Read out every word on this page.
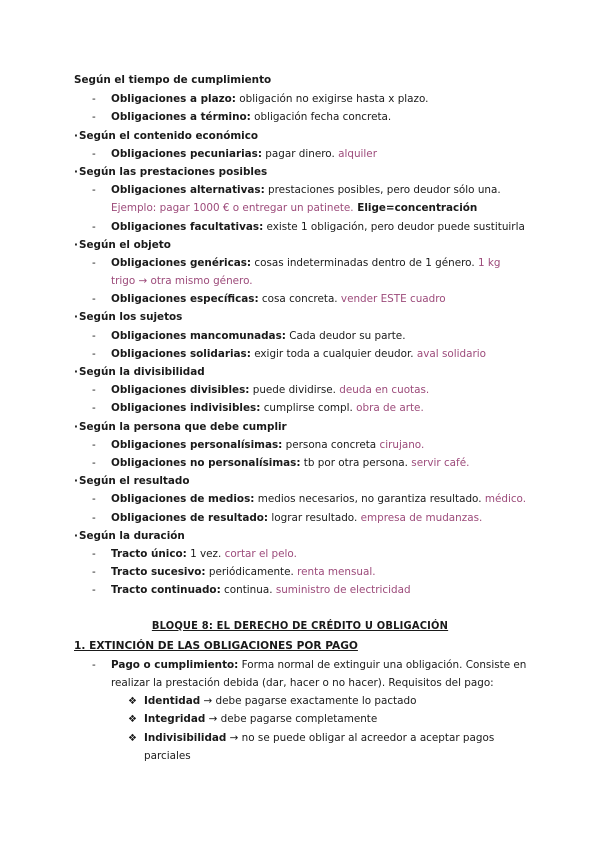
Según el tiempo de cumplimiento
- Obligaciones a plazo: obligación no exigirse hasta x plazo.
- Obligaciones a término: obligación fecha concreta.
·Según el contenido económico
- Obligaciones pecuniarias: pagar dinero. alquiler
·Según las prestaciones posibles
- Obligaciones alternativas: prestaciones posibles, pero deudor sólo una.
Ejemplo: pagar 1000 € o entregar un patinete. Elige=concentración
- Obligaciones facultativas: existe 1 obligación, pero deudor puede sustituirla
·Según el objeto
- Obligaciones genéricas: cosas indeterminadas dentro de 1 género. 1 kg
trigo → otra mismo género.
- Obligaciones específicas: cosa concreta. vender ESTE cuadro
·Según los sujetos
- Obligaciones mancomunadas: Cada deudor su parte.
- Obligaciones solidarias: exigir toda a cualquier deudor. aval solidario
·Según la divisibilidad
- Obligaciones divisibles: puede dividirse. deuda en cuotas.
- Obligaciones indivisibles: cumplirse compl. obra de arte.
·Según la persona que debe cumplir
- Obligaciones personalísimas: persona concreta cirujano.
- Obligaciones no personalísimas: tb por otra persona. servir café.
·Según el resultado
- Obligaciones de medios: medios necesarios, no garantiza resultado. médico.
- Obligaciones de resultado: lograr resultado. empresa de mudanzas.
·Según la duración
- Tracto único: 1 vez. cortar el pelo.
- Tracto sucesivo: periódicamente. renta mensual.
- Tracto continuado: continua. suministro de electricidad
BLOQUE 8: EL DERECHO DE CRÉDITO U OBLIGACIÓN
1. EXTINCIÓN DE LAS OBLIGACIONES POR PAGO
- Pago o cumplimiento: Forma normal de extinguir una obligación. Consiste en
realizar la prestación debida (dar, hacer o no hacer). Requisitos del pago:
❖ Identidad → debe pagarse exactamente lo pactado
❖ Integridad → debe pagarse completamente
❖ Indivisibilidad → no se puede obligar al acreedor a aceptar pagos
parciales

**Required task**
Extract every line above that contains the word "personalísimas".

**Reply to the exercise**
- Obligaciones personalísimas: persona concreta cirujano.
- Obligaciones no personalísimas: tb por otra persona. servir café.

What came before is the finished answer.